SUPPLIED DATA

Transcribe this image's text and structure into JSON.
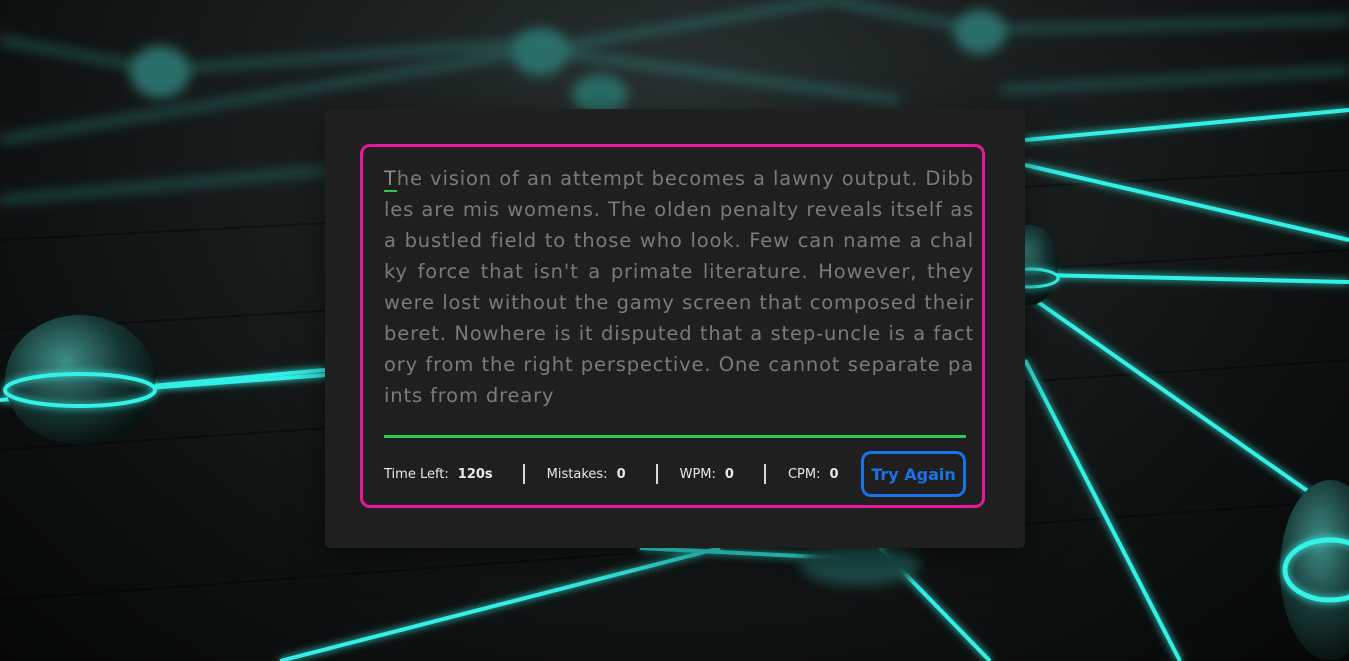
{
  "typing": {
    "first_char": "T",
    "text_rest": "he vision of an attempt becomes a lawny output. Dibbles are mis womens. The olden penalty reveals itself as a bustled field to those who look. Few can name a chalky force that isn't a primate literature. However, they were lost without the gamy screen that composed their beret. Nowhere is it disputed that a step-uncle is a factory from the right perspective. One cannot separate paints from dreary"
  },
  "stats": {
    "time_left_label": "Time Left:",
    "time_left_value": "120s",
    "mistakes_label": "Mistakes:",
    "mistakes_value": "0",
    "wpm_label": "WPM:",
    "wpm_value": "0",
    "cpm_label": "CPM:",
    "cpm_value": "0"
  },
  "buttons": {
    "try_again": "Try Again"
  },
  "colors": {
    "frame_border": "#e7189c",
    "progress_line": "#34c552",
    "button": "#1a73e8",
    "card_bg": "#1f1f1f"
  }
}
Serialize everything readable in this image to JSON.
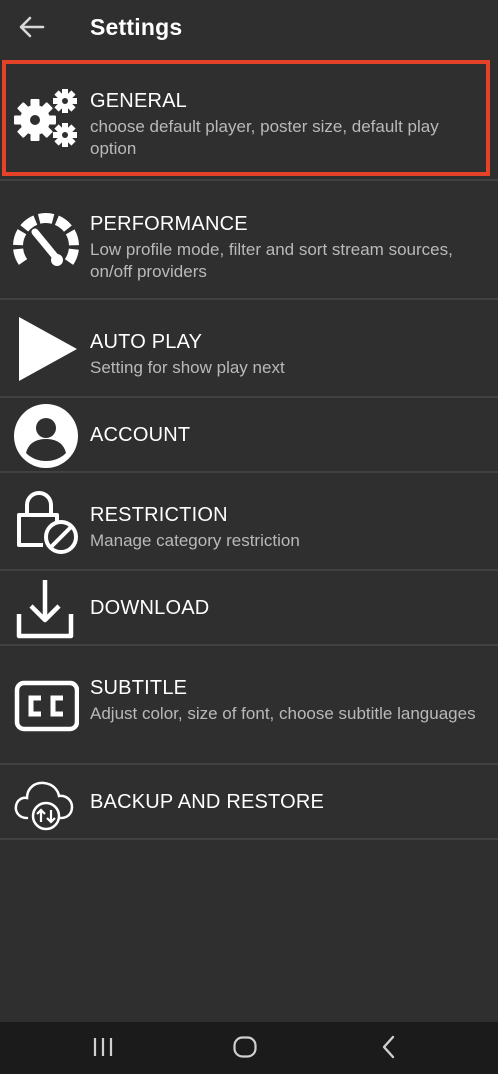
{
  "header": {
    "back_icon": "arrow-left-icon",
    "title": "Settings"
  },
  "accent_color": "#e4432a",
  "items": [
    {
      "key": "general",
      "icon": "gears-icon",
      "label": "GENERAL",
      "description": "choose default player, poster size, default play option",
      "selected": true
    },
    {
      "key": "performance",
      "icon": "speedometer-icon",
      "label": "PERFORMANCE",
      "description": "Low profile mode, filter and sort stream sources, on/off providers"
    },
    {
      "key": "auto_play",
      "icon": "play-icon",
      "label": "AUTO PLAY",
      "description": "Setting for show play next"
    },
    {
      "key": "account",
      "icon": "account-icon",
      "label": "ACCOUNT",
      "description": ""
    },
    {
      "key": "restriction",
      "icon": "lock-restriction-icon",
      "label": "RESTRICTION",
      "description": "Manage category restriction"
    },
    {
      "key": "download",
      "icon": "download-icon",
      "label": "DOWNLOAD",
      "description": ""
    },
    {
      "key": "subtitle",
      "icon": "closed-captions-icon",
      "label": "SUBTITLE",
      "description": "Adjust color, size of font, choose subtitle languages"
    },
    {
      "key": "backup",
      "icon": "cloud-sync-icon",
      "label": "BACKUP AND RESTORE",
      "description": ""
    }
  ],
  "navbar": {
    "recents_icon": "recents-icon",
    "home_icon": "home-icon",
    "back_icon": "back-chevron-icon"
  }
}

TO DO
Repeat the records above exactly, leaving out the pictures.

ANSWER FOR THE TASK
Transcribe this image's text and structure into JSON.
{
  "typing": {
    "first_char": "T",
    "text_rest": "he vision of an attempt becomes a lawny output. Dibbles are mis womens. The olden penalty reveals itself as a bustled field to those who look. Few can name a chalky force that isn't a primate literature. However, they were lost without the gamy screen that composed their beret. Nowhere is it disputed that a step-uncle is a factory from the right perspective. One cannot separate paints from dreary"
  },
  "stats": {
    "time_left_label": "Time Left:",
    "time_left_value": "120s",
    "mistakes_label": "Mistakes:",
    "mistakes_value": "0",
    "wpm_label": "WPM:",
    "wpm_value": "0",
    "cpm_label": "CPM:",
    "cpm_value": "0"
  },
  "buttons": {
    "try_again": "Try Again"
  },
  "colors": {
    "frame_border": "#e7189c",
    "progress_line": "#34c552",
    "button": "#1a73e8",
    "card_bg": "#1f1f1f"
  }
}
Serialize everything readable in this image to JSON.
{
  "header": {
    "back_icon": "arrow-left-icon",
    "title": "Settings"
  },
  "accent_color": "#e4432a",
  "items": [
    {
      "key": "general",
      "icon": "gears-icon",
      "label": "GENERAL",
      "description": "choose default player, poster size, default play option",
      "selected": true
    },
    {
      "key": "performance",
      "icon": "speedometer-icon",
      "label": "PERFORMANCE",
      "description": "Low profile mode, filter and sort stream sources, on/off providers"
    },
    {
      "key": "auto_play",
      "icon": "play-icon",
      "label": "AUTO PLAY",
      "description": "Setting for show play next"
    },
    {
      "key": "account",
      "icon": "account-icon",
      "label": "ACCOUNT",
      "description": ""
    },
    {
      "key": "restriction",
      "icon": "lock-restriction-icon",
      "label": "RESTRICTION",
      "description": "Manage category restriction"
    },
    {
      "key": "download",
      "icon": "download-icon",
      "label": "DOWNLOAD",
      "description": ""
    },
    {
      "key": "subtitle",
      "icon": "closed-captions-icon",
      "label": "SUBTITLE",
      "description": "Adjust color, size of font, choose subtitle languages"
    },
    {
      "key": "backup",
      "icon": "cloud-sync-icon",
      "label": "BACKUP AND RESTORE",
      "description": ""
    }
  ],
  "navbar": {
    "recents_icon": "recents-icon",
    "home_icon": "home-icon",
    "back_icon": "back-chevron-icon"
  }
}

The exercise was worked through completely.